(WHAT IS NEEDED):
Copy the data that follows exactly, and include none of its images.

Page text dataset records:
____________
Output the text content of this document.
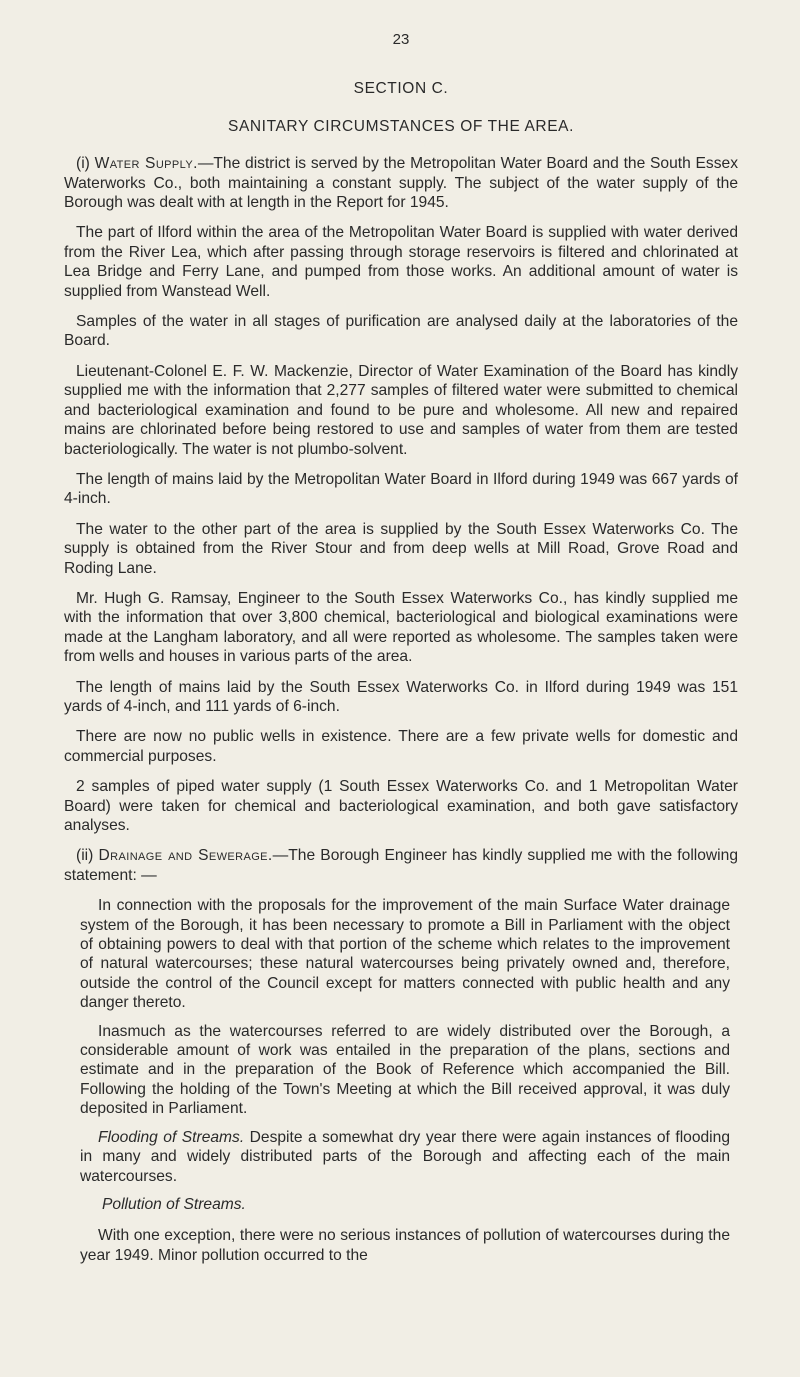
23
SECTION C.
SANITARY CIRCUMSTANCES OF THE AREA.

(i) Water Supply.—The district is served by the Metropolitan Water Board and the South Essex Waterworks Co., both maintaining a constant supply. The subject of the water supply of the Borough was dealt with at length in the Report for 1945.

The part of Ilford within the area of the Metropolitan Water Board is supplied with water derived from the River Lea, which after passing through storage reservoirs is filtered and chlorinated at Lea Bridge and Ferry Lane, and pumped from those works. An additional amount of water is supplied from Wanstead Well.

Samples of the water in all stages of purification are analysed daily at the laboratories of the Board.

Lieutenant-Colonel E. F. W. Mackenzie, Director of Water Examination of the Board has kindly supplied me with the information that 2,277 samples of filtered water were submitted to chemical and bacteriological examination and found to be pure and wholesome. All new and repaired mains are chlorinated before being restored to use and samples of water from them are tested bacteriologically. The water is not plumbo-solvent.

The length of mains laid by the Metropolitan Water Board in Ilford during 1949 was 667 yards of 4-inch.

The water to the other part of the area is supplied by the South Essex Waterworks Co. The supply is obtained from the River Stour and from deep wells at Mill Road, Grove Road and Roding Lane.

Mr. Hugh G. Ramsay, Engineer to the South Essex Waterworks Co., has kindly supplied me with the information that over 3,800 chemical, bacteriological and biological examinations were made at the Langham laboratory, and all were reported as wholesome. The samples taken were from wells and houses in various parts of the area.

The length of mains laid by the South Essex Waterworks Co. in Ilford during 1949 was 151 yards of 4-inch, and 111 yards of 6-inch.

There are now no public wells in existence. There are a few private wells for domestic and commercial purposes.

2 samples of piped water supply (1 South Essex Waterworks Co. and 1 Metropolitan Water Board) were taken for chemical and bacteriological examination, and both gave satisfactory analyses.

(ii) Drainage and Sewerage.—The Borough Engineer has kindly supplied me with the following statement: —

In connection with the proposals for the improvement of the main Surface Water drainage system of the Borough, it has been necessary to promote a Bill in Parliament with the object of obtaining powers to deal with that portion of the scheme which relates to the improvement of natural watercourses; these natural watercourses being privately owned and, therefore, outside the control of the Council except for matters connected with public health and any danger thereto.

Inasmuch as the watercourses referred to are widely distributed over the Borough, a considerable amount of work was entailed in the preparation of the plans, sections and estimate and in the preparation of the Book of Reference which accompanied the Bill. Following the holding of the Town's Meeting at which the Bill received approval, it was duly deposited in Parliament.

Flooding of Streams. Despite a somewhat dry year there were again instances of flooding in many and widely distributed parts of the Borough and affecting each of the main watercourses.

Pollution of Streams.

With one exception, there were no serious instances of pollution of watercourses during the year 1949. Minor pollution occurred to the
____________
(ANSWER SECTION):
Output the text content of this document.
23
SECTION C.
SANITARY CIRCUMSTANCES OF THE AREA.

(i) Water Supply.—The district is served by the Metropolitan Water Board and the South Essex Waterworks Co., both maintaining a constant supply. The subject of the water supply of the Borough was dealt with at length in the Report for 1945.

The part of Ilford within the area of the Metropolitan Water Board is supplied with water derived from the River Lea, which after passing through storage reservoirs is filtered and chlorinated at Lea Bridge and Ferry Lane, and pumped from those works. An additional amount of water is supplied from Wanstead Well.

Samples of the water in all stages of purification are analysed daily at the laboratories of the Board.

Lieutenant-Colonel E. F. W. Mackenzie, Director of Water Examination of the Board has kindly supplied me with the information that 2,277 samples of filtered water were submitted to chemical and bacteriological examination and found to be pure and wholesome. All new and repaired mains are chlorinated before being restored to use and samples of water from them are tested bacteriologically. The water is not plumbo-solvent.

The length of mains laid by the Metropolitan Water Board in Ilford during 1949 was 667 yards of 4-inch.

The water to the other part of the area is supplied by the South Essex Waterworks Co. The supply is obtained from the River Stour and from deep wells at Mill Road, Grove Road and Roding Lane.

Mr. Hugh G. Ramsay, Engineer to the South Essex Waterworks Co., has kindly supplied me with the information that over 3,800 chemical, bacteriological and biological examinations were made at the Langham laboratory, and all were reported as wholesome. The samples taken were from wells and houses in various parts of the area.

The length of mains laid by the South Essex Waterworks Co. in Ilford during 1949 was 151 yards of 4-inch, and 111 yards of 6-inch.

There are now no public wells in existence. There are a few private wells for domestic and commercial purposes.

2 samples of piped water supply (1 South Essex Waterworks Co. and 1 Metropolitan Water Board) were taken for chemical and bacteriological examination, and both gave satisfactory analyses.

(ii) Drainage and Sewerage.—The Borough Engineer has kindly supplied me with the following statement: —

In connection with the proposals for the improvement of the main Surface Water drainage system of the Borough, it has been necessary to promote a Bill in Parliament with the object of obtaining powers to deal with that portion of the scheme which relates to the improvement of natural watercourses; these natural watercourses being privately owned and, therefore, outside the control of the Council except for matters connected with public health and any danger thereto.

Inasmuch as the watercourses referred to are widely distributed over the Borough, a considerable amount of work was entailed in the preparation of the plans, sections and estimate and in the preparation of the Book of Reference which accompanied the Bill. Following the holding of the Town's Meeting at which the Bill received approval, it was duly deposited in Parliament.

Flooding of Streams. Despite a somewhat dry year there were again instances of flooding in many and widely distributed parts of the Borough and affecting each of the main watercourses.

Pollution of Streams.

With one exception, there were no serious instances of pollution of watercourses during the year 1949. Minor pollution occurred to the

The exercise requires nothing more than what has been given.